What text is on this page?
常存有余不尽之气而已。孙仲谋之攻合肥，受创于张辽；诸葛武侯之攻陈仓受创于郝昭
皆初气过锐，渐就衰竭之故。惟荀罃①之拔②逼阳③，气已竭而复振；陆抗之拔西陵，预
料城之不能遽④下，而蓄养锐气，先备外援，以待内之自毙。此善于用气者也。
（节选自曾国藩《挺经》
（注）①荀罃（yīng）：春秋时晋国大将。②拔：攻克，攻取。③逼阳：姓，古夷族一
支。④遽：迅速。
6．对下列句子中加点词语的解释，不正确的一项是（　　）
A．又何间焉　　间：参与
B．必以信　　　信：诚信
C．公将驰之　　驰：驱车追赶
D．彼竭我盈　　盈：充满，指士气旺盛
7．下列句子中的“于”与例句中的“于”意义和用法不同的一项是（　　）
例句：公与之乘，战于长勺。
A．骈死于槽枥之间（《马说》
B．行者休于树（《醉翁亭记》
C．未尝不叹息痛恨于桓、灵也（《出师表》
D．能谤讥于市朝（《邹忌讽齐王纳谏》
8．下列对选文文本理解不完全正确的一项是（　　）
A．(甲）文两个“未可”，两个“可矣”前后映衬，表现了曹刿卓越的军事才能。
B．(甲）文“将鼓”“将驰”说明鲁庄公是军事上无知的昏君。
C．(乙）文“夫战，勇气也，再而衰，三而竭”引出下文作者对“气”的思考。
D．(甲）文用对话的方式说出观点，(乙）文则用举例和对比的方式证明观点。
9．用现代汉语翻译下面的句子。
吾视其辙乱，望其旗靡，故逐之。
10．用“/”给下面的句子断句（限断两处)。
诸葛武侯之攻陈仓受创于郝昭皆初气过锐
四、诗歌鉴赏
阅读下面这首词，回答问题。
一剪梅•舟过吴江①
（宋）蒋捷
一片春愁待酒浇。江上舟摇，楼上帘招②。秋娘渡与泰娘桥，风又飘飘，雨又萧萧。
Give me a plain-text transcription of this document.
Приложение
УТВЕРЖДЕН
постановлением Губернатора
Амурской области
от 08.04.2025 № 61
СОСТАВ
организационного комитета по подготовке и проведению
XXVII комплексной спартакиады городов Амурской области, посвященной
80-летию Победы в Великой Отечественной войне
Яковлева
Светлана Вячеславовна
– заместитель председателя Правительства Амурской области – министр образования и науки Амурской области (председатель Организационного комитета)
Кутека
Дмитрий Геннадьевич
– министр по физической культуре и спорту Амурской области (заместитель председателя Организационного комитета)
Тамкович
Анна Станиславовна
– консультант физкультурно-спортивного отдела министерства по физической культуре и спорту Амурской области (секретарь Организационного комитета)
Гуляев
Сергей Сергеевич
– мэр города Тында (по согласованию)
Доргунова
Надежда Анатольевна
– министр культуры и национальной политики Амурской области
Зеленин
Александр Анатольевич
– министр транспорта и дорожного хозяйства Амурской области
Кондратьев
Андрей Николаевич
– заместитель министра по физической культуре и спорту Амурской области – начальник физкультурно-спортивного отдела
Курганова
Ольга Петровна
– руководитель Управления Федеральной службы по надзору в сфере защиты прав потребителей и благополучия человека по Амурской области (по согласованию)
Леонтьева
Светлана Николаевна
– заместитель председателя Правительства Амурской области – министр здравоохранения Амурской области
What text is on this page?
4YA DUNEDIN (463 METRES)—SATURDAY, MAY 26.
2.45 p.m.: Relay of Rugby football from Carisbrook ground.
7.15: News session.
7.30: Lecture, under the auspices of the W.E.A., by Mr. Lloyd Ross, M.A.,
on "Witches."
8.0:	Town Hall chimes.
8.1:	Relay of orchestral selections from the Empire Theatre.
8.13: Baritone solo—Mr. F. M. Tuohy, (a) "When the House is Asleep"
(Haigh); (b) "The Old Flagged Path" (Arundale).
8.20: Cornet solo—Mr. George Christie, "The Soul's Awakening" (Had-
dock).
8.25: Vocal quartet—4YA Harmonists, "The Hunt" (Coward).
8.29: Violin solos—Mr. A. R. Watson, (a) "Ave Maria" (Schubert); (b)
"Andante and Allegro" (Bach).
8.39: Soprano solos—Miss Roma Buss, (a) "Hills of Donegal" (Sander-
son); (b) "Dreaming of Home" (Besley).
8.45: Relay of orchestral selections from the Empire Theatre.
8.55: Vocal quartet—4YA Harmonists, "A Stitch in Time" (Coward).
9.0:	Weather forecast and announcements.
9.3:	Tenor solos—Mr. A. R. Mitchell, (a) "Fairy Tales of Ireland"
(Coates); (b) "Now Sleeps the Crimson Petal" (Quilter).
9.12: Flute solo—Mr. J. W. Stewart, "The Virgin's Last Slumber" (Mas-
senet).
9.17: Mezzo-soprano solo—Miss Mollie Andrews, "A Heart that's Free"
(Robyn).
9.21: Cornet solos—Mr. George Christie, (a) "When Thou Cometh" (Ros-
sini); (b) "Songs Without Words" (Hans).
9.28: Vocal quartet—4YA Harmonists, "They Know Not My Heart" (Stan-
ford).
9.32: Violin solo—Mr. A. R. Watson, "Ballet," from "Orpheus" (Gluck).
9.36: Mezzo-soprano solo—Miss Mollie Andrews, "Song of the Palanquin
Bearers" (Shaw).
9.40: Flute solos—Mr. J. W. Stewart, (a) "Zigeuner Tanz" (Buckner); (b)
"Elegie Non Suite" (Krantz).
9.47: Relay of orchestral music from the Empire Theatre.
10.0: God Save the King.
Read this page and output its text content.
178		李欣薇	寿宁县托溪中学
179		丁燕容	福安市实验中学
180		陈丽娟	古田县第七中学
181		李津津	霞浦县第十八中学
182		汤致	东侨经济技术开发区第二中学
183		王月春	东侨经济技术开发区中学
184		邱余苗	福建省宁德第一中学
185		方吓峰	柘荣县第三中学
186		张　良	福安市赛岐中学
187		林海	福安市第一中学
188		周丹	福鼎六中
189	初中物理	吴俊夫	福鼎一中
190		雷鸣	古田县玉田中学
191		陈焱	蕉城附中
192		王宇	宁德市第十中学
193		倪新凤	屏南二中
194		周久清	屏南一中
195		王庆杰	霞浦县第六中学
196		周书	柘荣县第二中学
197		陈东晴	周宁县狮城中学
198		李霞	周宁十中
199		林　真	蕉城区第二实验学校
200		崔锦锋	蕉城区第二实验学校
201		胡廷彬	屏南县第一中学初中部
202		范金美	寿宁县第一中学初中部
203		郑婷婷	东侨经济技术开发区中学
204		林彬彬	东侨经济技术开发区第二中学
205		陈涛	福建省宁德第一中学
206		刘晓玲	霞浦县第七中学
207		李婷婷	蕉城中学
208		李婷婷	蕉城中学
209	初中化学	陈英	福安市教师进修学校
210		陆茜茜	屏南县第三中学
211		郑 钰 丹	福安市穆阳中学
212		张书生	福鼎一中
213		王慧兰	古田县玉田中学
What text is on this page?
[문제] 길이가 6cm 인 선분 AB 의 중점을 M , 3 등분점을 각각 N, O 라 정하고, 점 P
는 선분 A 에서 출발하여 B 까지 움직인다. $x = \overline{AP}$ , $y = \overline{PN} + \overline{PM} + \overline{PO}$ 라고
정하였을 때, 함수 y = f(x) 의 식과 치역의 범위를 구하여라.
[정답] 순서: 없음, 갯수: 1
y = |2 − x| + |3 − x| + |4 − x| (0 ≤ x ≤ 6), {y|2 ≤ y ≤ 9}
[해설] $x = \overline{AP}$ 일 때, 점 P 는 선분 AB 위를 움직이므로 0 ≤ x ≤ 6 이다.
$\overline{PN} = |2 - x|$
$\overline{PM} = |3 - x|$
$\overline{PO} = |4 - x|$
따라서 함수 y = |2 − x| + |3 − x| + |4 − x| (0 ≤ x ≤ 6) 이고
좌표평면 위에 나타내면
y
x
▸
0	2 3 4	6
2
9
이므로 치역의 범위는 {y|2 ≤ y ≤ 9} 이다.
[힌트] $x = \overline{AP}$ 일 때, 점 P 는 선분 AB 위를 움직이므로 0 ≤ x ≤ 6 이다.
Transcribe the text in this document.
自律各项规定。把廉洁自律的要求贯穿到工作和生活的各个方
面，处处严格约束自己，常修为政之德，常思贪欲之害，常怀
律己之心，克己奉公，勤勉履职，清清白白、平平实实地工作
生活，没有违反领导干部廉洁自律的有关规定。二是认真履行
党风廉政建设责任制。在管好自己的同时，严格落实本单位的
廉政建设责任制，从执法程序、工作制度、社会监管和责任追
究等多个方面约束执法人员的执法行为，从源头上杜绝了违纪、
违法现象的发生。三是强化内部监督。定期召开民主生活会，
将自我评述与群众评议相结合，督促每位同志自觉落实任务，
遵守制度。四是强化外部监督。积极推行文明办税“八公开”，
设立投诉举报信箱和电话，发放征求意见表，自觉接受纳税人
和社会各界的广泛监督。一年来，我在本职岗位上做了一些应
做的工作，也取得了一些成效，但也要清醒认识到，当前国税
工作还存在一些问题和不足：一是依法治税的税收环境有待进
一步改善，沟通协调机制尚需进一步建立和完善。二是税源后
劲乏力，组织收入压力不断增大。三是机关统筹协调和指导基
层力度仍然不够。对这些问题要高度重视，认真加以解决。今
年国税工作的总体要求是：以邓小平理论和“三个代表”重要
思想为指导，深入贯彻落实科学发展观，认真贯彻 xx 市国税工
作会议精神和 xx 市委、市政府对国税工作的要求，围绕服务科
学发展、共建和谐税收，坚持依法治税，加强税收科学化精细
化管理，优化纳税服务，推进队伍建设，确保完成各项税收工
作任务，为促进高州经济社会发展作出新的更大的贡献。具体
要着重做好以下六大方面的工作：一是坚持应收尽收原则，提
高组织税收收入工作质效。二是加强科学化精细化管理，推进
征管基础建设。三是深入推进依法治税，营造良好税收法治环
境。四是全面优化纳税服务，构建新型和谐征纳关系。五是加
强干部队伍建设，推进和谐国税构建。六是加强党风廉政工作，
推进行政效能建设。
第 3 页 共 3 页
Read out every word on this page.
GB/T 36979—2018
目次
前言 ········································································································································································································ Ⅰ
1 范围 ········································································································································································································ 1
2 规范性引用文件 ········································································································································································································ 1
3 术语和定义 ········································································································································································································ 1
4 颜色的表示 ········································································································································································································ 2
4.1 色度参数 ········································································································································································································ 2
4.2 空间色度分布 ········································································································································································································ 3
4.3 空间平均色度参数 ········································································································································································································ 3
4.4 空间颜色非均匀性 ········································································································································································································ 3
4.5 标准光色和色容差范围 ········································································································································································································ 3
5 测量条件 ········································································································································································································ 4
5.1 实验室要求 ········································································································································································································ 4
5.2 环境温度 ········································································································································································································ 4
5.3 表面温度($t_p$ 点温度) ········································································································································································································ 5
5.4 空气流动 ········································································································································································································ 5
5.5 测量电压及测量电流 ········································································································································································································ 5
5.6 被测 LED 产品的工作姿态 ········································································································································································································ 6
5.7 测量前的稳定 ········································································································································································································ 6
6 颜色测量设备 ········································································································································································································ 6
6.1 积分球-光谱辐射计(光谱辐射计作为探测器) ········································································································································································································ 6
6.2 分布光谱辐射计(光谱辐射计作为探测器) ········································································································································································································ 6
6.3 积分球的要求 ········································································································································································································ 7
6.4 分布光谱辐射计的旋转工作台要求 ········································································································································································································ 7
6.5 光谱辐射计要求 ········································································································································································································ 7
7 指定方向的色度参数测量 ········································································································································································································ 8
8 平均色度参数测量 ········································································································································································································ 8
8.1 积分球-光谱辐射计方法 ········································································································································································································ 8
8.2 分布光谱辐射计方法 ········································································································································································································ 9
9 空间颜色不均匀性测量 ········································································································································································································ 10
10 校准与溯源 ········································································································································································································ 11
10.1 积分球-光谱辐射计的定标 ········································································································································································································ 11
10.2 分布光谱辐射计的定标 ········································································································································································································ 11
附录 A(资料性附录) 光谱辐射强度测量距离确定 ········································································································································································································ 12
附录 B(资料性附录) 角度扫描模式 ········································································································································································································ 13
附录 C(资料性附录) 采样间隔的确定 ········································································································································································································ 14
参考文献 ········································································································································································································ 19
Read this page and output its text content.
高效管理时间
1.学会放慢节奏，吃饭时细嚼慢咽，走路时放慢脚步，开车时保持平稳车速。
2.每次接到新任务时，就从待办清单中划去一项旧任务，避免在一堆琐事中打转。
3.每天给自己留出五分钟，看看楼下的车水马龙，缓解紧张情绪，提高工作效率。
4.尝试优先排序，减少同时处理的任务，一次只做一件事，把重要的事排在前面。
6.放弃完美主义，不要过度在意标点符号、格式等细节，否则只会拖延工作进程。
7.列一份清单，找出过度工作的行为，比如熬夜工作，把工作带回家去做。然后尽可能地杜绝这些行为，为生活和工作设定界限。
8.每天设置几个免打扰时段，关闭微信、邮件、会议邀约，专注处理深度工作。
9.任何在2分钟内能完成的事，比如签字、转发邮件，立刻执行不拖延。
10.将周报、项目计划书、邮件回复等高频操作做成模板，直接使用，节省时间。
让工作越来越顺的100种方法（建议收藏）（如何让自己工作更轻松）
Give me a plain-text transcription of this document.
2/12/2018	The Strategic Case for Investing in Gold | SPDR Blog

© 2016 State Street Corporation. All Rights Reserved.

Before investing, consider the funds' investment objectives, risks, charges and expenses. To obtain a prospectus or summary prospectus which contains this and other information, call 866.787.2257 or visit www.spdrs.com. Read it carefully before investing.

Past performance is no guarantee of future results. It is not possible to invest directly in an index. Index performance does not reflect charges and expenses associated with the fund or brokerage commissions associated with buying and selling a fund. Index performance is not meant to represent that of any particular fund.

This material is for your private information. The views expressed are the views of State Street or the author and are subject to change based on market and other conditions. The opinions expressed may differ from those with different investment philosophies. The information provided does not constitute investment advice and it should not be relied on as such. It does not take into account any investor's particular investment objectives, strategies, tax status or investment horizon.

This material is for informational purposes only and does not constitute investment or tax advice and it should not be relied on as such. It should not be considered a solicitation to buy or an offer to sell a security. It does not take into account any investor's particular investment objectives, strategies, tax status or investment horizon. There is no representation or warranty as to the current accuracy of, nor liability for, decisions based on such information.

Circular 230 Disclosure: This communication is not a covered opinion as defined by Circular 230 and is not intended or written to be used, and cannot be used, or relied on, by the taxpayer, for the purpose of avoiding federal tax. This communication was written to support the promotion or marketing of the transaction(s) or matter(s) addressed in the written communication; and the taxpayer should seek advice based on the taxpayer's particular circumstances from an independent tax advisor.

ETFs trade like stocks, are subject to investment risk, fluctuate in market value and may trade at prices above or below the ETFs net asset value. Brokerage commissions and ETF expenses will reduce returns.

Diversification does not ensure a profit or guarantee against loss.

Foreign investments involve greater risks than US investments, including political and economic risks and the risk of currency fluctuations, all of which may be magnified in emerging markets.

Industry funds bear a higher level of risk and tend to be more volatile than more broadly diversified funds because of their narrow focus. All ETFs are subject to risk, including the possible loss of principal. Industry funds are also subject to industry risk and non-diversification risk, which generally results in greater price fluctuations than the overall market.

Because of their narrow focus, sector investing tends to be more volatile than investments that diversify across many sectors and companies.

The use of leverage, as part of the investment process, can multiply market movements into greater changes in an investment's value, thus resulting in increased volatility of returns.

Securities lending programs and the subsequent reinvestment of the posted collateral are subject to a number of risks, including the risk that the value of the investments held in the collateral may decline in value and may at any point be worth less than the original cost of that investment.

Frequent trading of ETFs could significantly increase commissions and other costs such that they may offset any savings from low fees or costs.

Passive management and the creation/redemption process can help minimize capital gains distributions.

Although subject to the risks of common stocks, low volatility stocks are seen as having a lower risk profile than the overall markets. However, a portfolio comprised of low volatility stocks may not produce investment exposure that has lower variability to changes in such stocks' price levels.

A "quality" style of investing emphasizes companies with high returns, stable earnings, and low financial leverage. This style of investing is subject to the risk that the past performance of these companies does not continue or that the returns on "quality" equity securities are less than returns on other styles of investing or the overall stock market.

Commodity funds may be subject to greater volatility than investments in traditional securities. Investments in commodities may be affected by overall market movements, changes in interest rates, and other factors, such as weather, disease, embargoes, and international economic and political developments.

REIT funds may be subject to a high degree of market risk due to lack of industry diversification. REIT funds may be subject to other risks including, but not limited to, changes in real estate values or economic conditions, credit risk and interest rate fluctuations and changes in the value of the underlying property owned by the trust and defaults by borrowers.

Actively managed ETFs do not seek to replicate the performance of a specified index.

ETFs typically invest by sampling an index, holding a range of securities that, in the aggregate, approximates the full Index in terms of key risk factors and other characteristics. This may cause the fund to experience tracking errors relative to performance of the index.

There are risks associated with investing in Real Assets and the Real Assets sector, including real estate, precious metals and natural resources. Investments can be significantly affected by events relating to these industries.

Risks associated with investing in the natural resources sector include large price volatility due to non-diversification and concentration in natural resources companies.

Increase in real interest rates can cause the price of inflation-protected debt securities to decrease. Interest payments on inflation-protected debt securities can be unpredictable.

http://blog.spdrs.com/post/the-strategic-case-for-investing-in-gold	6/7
-*-
Direction:
Pull out every line of the entries that includes the word "stocks".

Full response:
ETFs trade like stocks, are subject to investment risk, fluctuate in market value and may trade at prices above or below the ETFs net asset value. Brokerage commissions and ETF expenses will reduce returns.
Although subject to the risks of common stocks, low volatility stocks are seen as having a lower risk profile than the overall markets. However, a portfolio comprised of low volatility stocks may not produce investment exposure that has lower variability to changes in such stocks' price levels.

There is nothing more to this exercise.